--- start of MATERIAL PROVIDED ---
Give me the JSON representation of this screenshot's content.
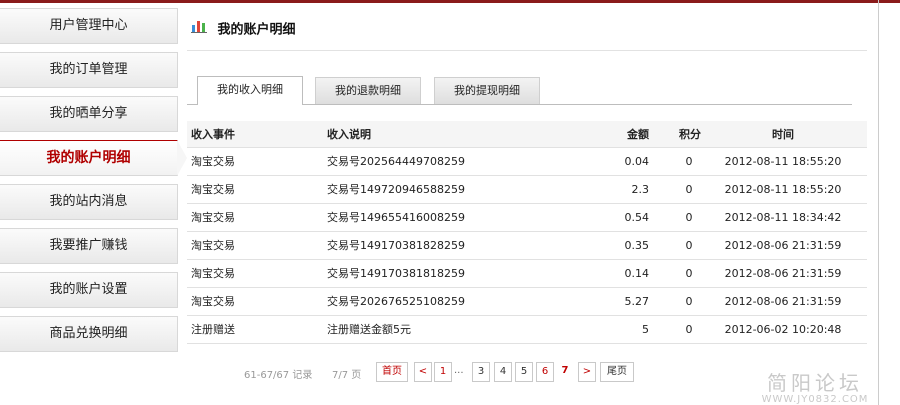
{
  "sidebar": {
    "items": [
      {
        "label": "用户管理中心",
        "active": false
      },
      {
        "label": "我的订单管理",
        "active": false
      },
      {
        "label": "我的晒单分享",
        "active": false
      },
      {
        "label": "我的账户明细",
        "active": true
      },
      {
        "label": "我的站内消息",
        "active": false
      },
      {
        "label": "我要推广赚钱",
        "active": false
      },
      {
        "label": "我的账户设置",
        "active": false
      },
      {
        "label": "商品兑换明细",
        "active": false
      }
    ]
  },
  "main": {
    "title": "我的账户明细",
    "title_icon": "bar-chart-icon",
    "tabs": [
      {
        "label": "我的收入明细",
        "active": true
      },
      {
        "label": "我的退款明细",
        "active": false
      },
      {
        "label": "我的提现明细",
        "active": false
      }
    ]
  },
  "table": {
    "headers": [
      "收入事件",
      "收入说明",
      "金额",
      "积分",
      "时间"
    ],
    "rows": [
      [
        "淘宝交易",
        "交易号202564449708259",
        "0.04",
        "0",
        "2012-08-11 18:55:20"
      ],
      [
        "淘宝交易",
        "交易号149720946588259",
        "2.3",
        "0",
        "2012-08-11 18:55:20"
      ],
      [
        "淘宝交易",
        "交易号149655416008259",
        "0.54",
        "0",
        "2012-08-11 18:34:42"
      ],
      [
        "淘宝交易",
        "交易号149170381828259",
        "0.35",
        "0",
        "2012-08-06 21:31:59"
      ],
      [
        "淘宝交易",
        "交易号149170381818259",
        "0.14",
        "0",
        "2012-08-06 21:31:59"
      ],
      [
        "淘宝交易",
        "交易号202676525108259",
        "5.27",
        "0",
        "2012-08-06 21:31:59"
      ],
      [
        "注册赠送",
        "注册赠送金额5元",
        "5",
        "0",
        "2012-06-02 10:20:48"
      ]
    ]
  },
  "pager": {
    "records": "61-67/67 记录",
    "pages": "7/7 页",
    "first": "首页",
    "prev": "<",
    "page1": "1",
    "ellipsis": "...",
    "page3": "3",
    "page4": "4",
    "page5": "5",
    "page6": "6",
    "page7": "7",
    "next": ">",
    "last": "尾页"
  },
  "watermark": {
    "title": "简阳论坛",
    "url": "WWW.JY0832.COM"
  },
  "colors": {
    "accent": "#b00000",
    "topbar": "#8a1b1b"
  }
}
--- end of MATERIAL PROVIDED ---
# GOAL
Pictures appear in the records above. Output everything except them, exactly.

# RESULT
Give me the JSON representation of this screenshot's content.
{
  "sidebar": {
    "items": [
      {
        "label": "用户管理中心",
        "active": false
      },
      {
        "label": "我的订单管理",
        "active": false
      },
      {
        "label": "我的晒单分享",
        "active": false
      },
      {
        "label": "我的账户明细",
        "active": true
      },
      {
        "label": "我的站内消息",
        "active": false
      },
      {
        "label": "我要推广赚钱",
        "active": false
      },
      {
        "label": "我的账户设置",
        "active": false
      },
      {
        "label": "商品兑换明细",
        "active": false
      }
    ]
  },
  "main": {
    "title": "我的账户明细",
    "title_icon": "bar-chart-icon",
    "tabs": [
      {
        "label": "我的收入明细",
        "active": true
      },
      {
        "label": "我的退款明细",
        "active": false
      },
      {
        "label": "我的提现明细",
        "active": false
      }
    ]
  },
  "table": {
    "headers": [
      "收入事件",
      "收入说明",
      "金额",
      "积分",
      "时间"
    ],
    "rows": [
      [
        "淘宝交易",
        "交易号202564449708259",
        "0.04",
        "0",
        "2012-08-11 18:55:20"
      ],
      [
        "淘宝交易",
        "交易号149720946588259",
        "2.3",
        "0",
        "2012-08-11 18:55:20"
      ],
      [
        "淘宝交易",
        "交易号149655416008259",
        "0.54",
        "0",
        "2012-08-11 18:34:42"
      ],
      [
        "淘宝交易",
        "交易号149170381828259",
        "0.35",
        "0",
        "2012-08-06 21:31:59"
      ],
      [
        "淘宝交易",
        "交易号149170381818259",
        "0.14",
        "0",
        "2012-08-06 21:31:59"
      ],
      [
        "淘宝交易",
        "交易号202676525108259",
        "5.27",
        "0",
        "2012-08-06 21:31:59"
      ],
      [
        "注册赠送",
        "注册赠送金额5元",
        "5",
        "0",
        "2012-06-02 10:20:48"
      ]
    ]
  },
  "pager": {
    "records": "61-67/67 记录",
    "pages": "7/7 页",
    "first": "首页",
    "prev": "<",
    "page1": "1",
    "ellipsis": "...",
    "page3": "3",
    "page4": "4",
    "page5": "5",
    "page6": "6",
    "page7": "7",
    "next": ">",
    "last": "尾页"
  },
  "watermark": {
    "title": "简阳论坛",
    "url": "WWW.JY0832.COM"
  },
  "colors": {
    "accent": "#b00000",
    "topbar": "#8a1b1b"
  }
}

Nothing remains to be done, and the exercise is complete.